REQUIRED TASK:
Print every entry exactly as written.

─── DATA FOR THIS TASK ───

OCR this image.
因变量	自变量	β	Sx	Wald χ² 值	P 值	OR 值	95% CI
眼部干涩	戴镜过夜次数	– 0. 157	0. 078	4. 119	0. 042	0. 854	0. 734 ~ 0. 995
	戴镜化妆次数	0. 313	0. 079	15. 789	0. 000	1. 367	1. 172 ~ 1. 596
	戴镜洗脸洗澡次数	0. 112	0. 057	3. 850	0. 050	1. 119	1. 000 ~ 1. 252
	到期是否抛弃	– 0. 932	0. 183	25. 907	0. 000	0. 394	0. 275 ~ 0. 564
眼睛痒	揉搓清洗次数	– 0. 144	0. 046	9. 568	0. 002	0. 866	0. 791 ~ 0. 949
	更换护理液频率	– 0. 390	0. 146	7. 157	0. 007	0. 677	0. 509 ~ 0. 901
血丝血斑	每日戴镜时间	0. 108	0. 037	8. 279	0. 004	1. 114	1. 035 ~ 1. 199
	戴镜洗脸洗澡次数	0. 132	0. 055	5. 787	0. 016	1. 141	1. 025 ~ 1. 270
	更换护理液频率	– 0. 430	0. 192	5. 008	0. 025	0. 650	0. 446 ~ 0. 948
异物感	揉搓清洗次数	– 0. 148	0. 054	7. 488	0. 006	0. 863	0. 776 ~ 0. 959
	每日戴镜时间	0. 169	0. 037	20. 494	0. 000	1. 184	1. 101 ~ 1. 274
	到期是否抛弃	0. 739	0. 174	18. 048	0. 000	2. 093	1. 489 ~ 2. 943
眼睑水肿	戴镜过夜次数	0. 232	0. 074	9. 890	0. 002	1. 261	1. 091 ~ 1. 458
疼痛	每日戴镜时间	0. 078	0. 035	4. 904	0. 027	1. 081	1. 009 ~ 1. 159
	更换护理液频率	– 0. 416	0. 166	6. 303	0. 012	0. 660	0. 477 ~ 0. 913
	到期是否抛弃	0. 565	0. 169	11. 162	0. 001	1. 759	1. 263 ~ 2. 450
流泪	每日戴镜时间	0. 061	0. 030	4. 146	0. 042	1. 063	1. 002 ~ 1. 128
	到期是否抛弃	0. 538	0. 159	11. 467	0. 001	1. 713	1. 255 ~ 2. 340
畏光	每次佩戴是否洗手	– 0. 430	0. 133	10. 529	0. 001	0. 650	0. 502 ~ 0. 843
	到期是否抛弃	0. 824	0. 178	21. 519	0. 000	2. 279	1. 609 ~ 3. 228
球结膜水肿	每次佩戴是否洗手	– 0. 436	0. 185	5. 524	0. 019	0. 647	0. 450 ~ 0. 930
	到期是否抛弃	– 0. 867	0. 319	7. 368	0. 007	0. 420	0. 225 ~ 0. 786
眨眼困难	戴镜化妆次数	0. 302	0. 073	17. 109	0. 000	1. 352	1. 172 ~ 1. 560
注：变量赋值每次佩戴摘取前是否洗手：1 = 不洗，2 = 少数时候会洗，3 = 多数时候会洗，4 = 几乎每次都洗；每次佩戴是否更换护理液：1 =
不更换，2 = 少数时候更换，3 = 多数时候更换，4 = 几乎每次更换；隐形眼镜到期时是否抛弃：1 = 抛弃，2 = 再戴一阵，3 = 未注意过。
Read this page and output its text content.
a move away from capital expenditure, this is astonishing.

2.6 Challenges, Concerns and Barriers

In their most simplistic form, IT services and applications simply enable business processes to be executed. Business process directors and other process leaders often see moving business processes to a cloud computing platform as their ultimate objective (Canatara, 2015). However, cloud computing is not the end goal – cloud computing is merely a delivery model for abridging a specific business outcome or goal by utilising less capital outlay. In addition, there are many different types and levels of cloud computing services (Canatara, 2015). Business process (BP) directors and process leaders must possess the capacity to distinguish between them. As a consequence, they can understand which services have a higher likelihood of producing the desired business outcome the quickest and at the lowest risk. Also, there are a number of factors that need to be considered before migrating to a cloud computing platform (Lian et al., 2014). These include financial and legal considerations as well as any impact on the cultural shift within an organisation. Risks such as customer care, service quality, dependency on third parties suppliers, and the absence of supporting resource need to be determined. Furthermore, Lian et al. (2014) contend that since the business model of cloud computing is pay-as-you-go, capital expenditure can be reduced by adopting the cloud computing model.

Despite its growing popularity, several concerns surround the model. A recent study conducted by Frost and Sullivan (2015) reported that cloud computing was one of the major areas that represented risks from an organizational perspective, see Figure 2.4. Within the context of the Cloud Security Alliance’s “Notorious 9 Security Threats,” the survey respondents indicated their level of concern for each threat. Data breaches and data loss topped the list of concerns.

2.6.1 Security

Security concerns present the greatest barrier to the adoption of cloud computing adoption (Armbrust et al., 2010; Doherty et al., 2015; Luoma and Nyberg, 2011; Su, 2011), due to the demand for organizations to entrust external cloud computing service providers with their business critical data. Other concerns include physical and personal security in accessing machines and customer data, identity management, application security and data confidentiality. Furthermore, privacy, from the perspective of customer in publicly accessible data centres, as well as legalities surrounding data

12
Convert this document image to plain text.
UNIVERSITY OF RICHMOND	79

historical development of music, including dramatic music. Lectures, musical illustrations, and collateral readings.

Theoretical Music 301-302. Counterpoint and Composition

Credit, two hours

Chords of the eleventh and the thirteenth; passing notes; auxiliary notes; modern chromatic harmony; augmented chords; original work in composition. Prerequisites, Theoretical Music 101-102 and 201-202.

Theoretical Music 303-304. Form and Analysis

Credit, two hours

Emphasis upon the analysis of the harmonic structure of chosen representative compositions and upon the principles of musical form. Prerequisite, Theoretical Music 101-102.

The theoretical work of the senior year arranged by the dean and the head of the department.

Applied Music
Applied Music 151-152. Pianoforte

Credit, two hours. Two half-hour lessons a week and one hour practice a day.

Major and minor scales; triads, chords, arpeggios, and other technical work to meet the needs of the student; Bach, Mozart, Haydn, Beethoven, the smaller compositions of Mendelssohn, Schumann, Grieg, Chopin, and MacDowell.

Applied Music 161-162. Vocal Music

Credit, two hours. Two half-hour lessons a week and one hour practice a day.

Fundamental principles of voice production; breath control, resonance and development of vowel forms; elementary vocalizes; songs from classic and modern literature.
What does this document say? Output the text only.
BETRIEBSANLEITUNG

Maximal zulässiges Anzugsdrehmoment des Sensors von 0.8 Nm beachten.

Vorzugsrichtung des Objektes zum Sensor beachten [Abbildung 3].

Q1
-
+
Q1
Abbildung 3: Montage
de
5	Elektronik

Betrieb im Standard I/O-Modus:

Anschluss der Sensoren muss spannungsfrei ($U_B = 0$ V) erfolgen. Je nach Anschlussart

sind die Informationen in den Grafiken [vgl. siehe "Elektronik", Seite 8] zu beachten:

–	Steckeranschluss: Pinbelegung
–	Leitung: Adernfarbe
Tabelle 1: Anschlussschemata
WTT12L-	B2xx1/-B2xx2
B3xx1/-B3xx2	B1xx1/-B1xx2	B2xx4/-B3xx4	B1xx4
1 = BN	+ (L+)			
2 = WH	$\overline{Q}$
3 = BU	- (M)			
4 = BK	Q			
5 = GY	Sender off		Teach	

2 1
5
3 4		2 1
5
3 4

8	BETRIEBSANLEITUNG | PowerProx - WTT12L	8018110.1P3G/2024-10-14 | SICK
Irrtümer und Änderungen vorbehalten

───

TASK ANSWER:
OCR this image.
因变量	自变量	β	Sx	Wald χ² 值	P 值	OR 值	95% CI
眼部干涩	戴镜过夜次数	– 0. 157	0. 078	4. 119	0. 042	0. 854	0. 734 ~ 0. 995
	戴镜化妆次数	0. 313	0. 079	15. 789	0. 000	1. 367	1. 172 ~ 1. 596
	戴镜洗脸洗澡次数	0. 112	0. 057	3. 850	0. 050	1. 119	1. 000 ~ 1. 252
	到期是否抛弃	– 0. 932	0. 183	25. 907	0. 000	0. 394	0. 275 ~ 0. 564
眼睛痒	揉搓清洗次数	– 0. 144	0. 046	9. 568	0. 002	0. 866	0. 791 ~ 0. 949
	更换护理液频率	– 0. 390	0. 146	7. 157	0. 007	0. 677	0. 509 ~ 0. 901
血丝血斑	每日戴镜时间	0. 108	0. 037	8. 279	0. 004	1. 114	1. 035 ~ 1. 199
	戴镜洗脸洗澡次数	0. 132	0. 055	5. 787	0. 016	1. 141	1. 025 ~ 1. 270
	更换护理液频率	– 0. 430	0. 192	5. 008	0. 025	0. 650	0. 446 ~ 0. 948
异物感	揉搓清洗次数	– 0. 148	0. 054	7. 488	0. 006	0. 863	0. 776 ~ 0. 959
	每日戴镜时间	0. 169	0. 037	20. 494	0. 000	1. 184	1. 101 ~ 1. 274
	到期是否抛弃	0. 739	0. 174	18. 048	0. 000	2. 093	1. 489 ~ 2. 943
眼睑水肿	戴镜过夜次数	0. 232	0. 074	9. 890	0. 002	1. 261	1. 091 ~ 1. 458
疼痛	每日戴镜时间	0. 078	0. 035	4. 904	0. 027	1. 081	1. 009 ~ 1. 159
	更换护理液频率	– 0. 416	0. 166	6. 303	0. 012	0. 660	0. 477 ~ 0. 913
	到期是否抛弃	0. 565	0. 169	11. 162	0. 001	1. 759	1. 263 ~ 2. 450
流泪	每日戴镜时间	0. 061	0. 030	4. 146	0. 042	1. 063	1. 002 ~ 1. 128
	到期是否抛弃	0. 538	0. 159	11. 467	0. 001	1. 713	1. 255 ~ 2. 340
畏光	每次佩戴是否洗手	– 0. 430	0. 133	10. 529	0. 001	0. 650	0. 502 ~ 0. 843
	到期是否抛弃	0. 824	0. 178	21. 519	0. 000	2. 279	1. 609 ~ 3. 228
球结膜水肿	每次佩戴是否洗手	– 0. 436	0. 185	5. 524	0. 019	0. 647	0. 450 ~ 0. 930
	到期是否抛弃	– 0. 867	0. 319	7. 368	0. 007	0. 420	0. 225 ~ 0. 786
眨眼困难	戴镜化妆次数	0. 302	0. 073	17. 109	0. 000	1. 352	1. 172 ~ 1. 560
注：变量赋值每次佩戴摘取前是否洗手：1 = 不洗，2 = 少数时候会洗，3 = 多数时候会洗，4 = 几乎每次都洗；每次佩戴是否更换护理液：1 =
不更换，2 = 少数时候更换，3 = 多数时候更换，4 = 几乎每次更换；隐形眼镜到期时是否抛弃：1 = 抛弃，2 = 再戴一阵，3 = 未注意过。
Read this page and output its text content.
a move away from capital expenditure, this is astonishing.

2.6 Challenges, Concerns and Barriers

In their most simplistic form, IT services and applications simply enable business processes to be executed. Business process directors and other process leaders often see moving business processes to a cloud computing platform as their ultimate objective (Canatara, 2015). However, cloud computing is not the end goal – cloud computing is merely a delivery model for abridging a specific business outcome or goal by utilising less capital outlay. In addition, there are many different types and levels of cloud computing services (Canatara, 2015). Business process (BP) directors and process leaders must possess the capacity to distinguish between them. As a consequence, they can understand which services have a higher likelihood of producing the desired business outcome the quickest and at the lowest risk. Also, there are a number of factors that need to be considered before migrating to a cloud computing platform (Lian et al., 2014). These include financial and legal considerations as well as any impact on the cultural shift within an organisation. Risks such as customer care, service quality, dependency on third parties suppliers, and the absence of supporting resource need to be determined. Furthermore, Lian et al. (2014) contend that since the business model of cloud computing is pay-as-you-go, capital expenditure can be reduced by adopting the cloud computing model.

Despite its growing popularity, several concerns surround the model. A recent study conducted by Frost and Sullivan (2015) reported that cloud computing was one of the major areas that represented risks from an organizational perspective, see Figure 2.4. Within the context of the Cloud Security Alliance’s “Notorious 9 Security Threats,” the survey respondents indicated their level of concern for each threat. Data breaches and data loss topped the list of concerns.

2.6.1 Security

Security concerns present the greatest barrier to the adoption of cloud computing adoption (Armbrust et al., 2010; Doherty et al., 2015; Luoma and Nyberg, 2011; Su, 2011), due to the demand for organizations to entrust external cloud computing service providers with their business critical data. Other concerns include physical and personal security in accessing machines and customer data, identity management, application security and data confidentiality. Furthermore, privacy, from the perspective of customer in publicly accessible data centres, as well as legalities surrounding data

12
Convert this document image to plain text.
UNIVERSITY OF RICHMOND	79

historical development of music, including dramatic music. Lectures, musical illustrations, and collateral readings.

Theoretical Music 301-302. Counterpoint and Composition

Credit, two hours

Chords of the eleventh and the thirteenth; passing notes; auxiliary notes; modern chromatic harmony; augmented chords; original work in composition. Prerequisites, Theoretical Music 101-102 and 201-202.

Theoretical Music 303-304. Form and Analysis

Credit, two hours

Emphasis upon the analysis of the harmonic structure of chosen representative compositions and upon the principles of musical form. Prerequisite, Theoretical Music 101-102.

The theoretical work of the senior year arranged by the dean and the head of the department.

Applied Music
Applied Music 151-152. Pianoforte

Credit, two hours. Two half-hour lessons a week and one hour practice a day.

Major and minor scales; triads, chords, arpeggios, and other technical work to meet the needs of the student; Bach, Mozart, Haydn, Beethoven, the smaller compositions of Mendelssohn, Schumann, Grieg, Chopin, and MacDowell.

Applied Music 161-162. Vocal Music

Credit, two hours. Two half-hour lessons a week and one hour practice a day.

Fundamental principles of voice production; breath control, resonance and development of vowel forms; elementary vocalizes; songs from classic and modern literature.
What does this document say? Output the text only.
BETRIEBSANLEITUNG

Maximal zulässiges Anzugsdrehmoment des Sensors von 0.8 Nm beachten.

Vorzugsrichtung des Objektes zum Sensor beachten [Abbildung 3].

Q1
-
+
Q1
Abbildung 3: Montage
de
5	Elektronik

Betrieb im Standard I/O-Modus:

Anschluss der Sensoren muss spannungsfrei ($U_B = 0$ V) erfolgen. Je nach Anschlussart

sind die Informationen in den Grafiken [vgl. siehe "Elektronik", Seite 8] zu beachten:

–	Steckeranschluss: Pinbelegung
–	Leitung: Adernfarbe
Tabelle 1: Anschlussschemata
WTT12L-	B2xx1/-B2xx2
B3xx1/-B3xx2	B1xx1/-B1xx2	B2xx4/-B3xx4	B1xx4
1 = BN	+ (L+)			
2 = WH	$\overline{Q}$
3 = BU	- (M)			
4 = BK	Q			
5 = GY	Sender off		Teach	

2 1
5
3 4		2 1
5
3 4

8	BETRIEBSANLEITUNG | PowerProx - WTT12L	8018110.1P3G/2024-10-14 | SICK
Irrtümer und Änderungen vorbehalten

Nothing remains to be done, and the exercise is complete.